Request - In the listing below, locate the lines bearing the word "设一等奖一名". Copy every one of them.

--- Begin Data supplied ---

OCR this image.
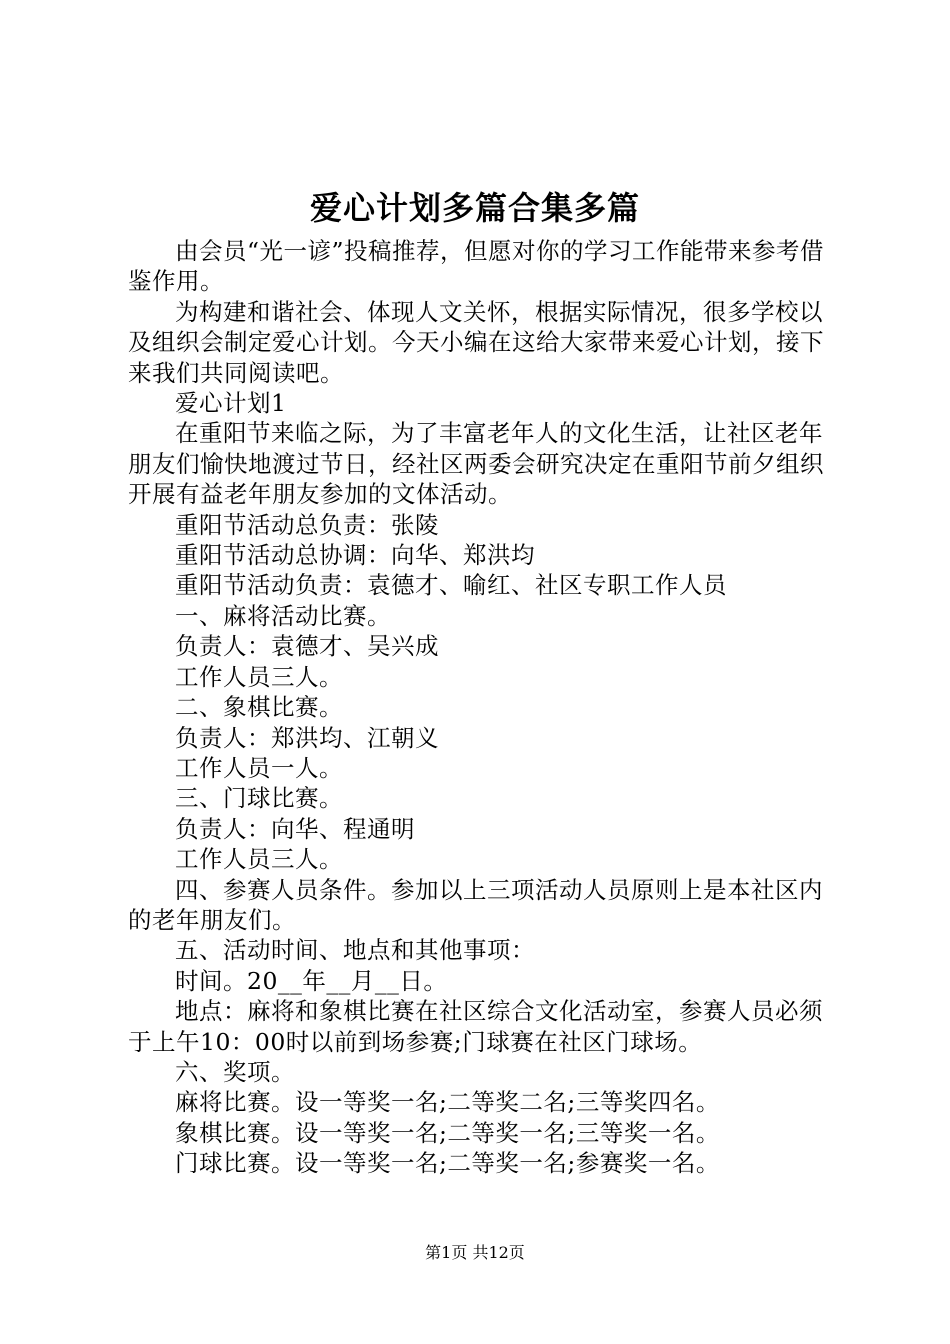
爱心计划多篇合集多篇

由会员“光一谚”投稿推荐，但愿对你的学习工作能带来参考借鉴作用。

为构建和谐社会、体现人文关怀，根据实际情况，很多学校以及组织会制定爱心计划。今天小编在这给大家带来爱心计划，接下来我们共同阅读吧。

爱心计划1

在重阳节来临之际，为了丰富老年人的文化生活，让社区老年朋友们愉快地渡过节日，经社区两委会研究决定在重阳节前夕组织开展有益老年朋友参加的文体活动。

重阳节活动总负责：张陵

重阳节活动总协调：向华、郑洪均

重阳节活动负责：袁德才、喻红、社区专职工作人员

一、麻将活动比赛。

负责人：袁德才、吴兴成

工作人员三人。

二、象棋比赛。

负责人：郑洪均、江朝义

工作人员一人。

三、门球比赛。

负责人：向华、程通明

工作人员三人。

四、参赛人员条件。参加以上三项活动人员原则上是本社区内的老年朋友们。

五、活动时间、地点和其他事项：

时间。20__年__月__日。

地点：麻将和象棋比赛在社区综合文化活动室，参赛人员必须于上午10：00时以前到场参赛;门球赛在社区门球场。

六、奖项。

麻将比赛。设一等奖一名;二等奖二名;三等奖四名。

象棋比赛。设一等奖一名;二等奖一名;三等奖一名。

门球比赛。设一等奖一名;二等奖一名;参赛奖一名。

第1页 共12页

--- End Data supplied ---
--- Begin Data supplied ---

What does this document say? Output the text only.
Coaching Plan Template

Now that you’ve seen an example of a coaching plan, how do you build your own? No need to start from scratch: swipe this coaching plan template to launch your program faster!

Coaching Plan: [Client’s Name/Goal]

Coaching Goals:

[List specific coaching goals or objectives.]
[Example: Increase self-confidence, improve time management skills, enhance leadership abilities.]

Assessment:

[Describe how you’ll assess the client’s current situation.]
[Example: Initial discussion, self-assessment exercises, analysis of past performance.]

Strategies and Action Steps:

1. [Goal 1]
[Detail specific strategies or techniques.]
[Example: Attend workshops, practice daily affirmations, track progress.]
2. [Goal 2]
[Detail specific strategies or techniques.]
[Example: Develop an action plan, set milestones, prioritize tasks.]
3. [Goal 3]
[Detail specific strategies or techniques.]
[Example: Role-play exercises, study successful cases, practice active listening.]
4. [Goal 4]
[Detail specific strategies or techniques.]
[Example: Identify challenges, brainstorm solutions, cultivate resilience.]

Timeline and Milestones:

--- End Data supplied ---
--- Begin Data supplied ---

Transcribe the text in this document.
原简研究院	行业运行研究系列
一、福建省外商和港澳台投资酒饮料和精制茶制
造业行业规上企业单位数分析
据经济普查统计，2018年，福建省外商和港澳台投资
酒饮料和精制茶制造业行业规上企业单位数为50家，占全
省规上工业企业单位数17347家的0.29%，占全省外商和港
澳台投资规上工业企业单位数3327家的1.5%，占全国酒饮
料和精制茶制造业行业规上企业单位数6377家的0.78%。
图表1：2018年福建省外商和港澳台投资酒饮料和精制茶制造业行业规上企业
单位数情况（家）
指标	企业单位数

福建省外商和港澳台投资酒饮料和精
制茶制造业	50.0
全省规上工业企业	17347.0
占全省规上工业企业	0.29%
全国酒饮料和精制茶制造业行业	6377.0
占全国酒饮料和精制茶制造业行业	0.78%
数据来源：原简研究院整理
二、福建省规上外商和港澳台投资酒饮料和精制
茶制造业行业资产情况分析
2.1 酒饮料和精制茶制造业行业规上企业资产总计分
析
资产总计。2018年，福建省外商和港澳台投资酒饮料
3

--- End Data supplied ---

Task answer -
麻将比赛。设一等奖一名;二等奖二名;三等奖四名。
象棋比赛。设一等奖一名;二等奖一名;三等奖一名。
门球比赛。设一等奖一名;二等奖一名;参赛奖一名。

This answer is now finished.